Given data.

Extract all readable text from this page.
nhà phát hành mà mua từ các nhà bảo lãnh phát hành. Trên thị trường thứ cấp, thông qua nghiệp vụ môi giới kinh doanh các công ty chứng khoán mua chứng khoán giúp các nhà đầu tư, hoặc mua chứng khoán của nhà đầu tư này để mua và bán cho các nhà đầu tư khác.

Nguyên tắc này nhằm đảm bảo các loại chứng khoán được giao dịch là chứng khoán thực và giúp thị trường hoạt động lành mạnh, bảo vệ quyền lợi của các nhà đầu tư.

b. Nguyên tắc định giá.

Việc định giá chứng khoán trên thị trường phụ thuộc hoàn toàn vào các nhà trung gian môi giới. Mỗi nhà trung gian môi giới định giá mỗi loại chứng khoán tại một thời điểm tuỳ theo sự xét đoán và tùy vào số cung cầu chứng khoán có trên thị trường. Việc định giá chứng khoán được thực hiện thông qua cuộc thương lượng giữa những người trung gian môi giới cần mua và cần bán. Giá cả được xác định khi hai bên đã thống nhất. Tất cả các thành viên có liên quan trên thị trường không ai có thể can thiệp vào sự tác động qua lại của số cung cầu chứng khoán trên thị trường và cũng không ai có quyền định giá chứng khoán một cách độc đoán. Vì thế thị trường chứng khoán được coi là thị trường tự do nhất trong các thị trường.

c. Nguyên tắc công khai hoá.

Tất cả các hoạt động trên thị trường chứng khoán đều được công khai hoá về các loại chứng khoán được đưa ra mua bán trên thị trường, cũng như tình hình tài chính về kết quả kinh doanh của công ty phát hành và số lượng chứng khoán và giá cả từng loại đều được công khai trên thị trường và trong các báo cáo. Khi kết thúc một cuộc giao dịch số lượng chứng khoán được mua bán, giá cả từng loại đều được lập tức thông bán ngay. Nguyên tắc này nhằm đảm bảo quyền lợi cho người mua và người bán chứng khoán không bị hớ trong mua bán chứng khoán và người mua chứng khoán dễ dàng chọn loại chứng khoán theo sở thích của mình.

Aim.
Make an exact copy of the material above.

Expected answer.
Extract all readable text from this page.
nhà phát hành mà mua từ các nhà bảo lãnh phát hành. Trên thị trường thứ cấp, thông qua nghiệp vụ môi giới kinh doanh các công ty chứng khoán mua chứng khoán giúp các nhà đầu tư, hoặc mua chứng khoán của nhà đầu tư này để mua và bán cho các nhà đầu tư khác.

Nguyên tắc này nhằm đảm bảo các loại chứng khoán được giao dịch là chứng khoán thực và giúp thị trường hoạt động lành mạnh, bảo vệ quyền lợi của các nhà đầu tư.

b. Nguyên tắc định giá.

Việc định giá chứng khoán trên thị trường phụ thuộc hoàn toàn vào các nhà trung gian môi giới. Mỗi nhà trung gian môi giới định giá mỗi loại chứng khoán tại một thời điểm tuỳ theo sự xét đoán và tùy vào số cung cầu chứng khoán có trên thị trường. Việc định giá chứng khoán được thực hiện thông qua cuộc thương lượng giữa những người trung gian môi giới cần mua và cần bán. Giá cả được xác định khi hai bên đã thống nhất. Tất cả các thành viên có liên quan trên thị trường không ai có thể can thiệp vào sự tác động qua lại của số cung cầu chứng khoán trên thị trường và cũng không ai có quyền định giá chứng khoán một cách độc đoán. Vì thế thị trường chứng khoán được coi là thị trường tự do nhất trong các thị trường.

c. Nguyên tắc công khai hoá.

Tất cả các hoạt động trên thị trường chứng khoán đều được công khai hoá về các loại chứng khoán được đưa ra mua bán trên thị trường, cũng như tình hình tài chính về kết quả kinh doanh của công ty phát hành và số lượng chứng khoán và giá cả từng loại đều được công khai trên thị trường và trong các báo cáo. Khi kết thúc một cuộc giao dịch số lượng chứng khoán được mua bán, giá cả từng loại đều được lập tức thông bán ngay. Nguyên tắc này nhằm đảm bảo quyền lợi cho người mua và người bán chứng khoán không bị hớ trong mua bán chứng khoán và người mua chứng khoán dễ dàng chọn loại chứng khoán theo sở thích của mình.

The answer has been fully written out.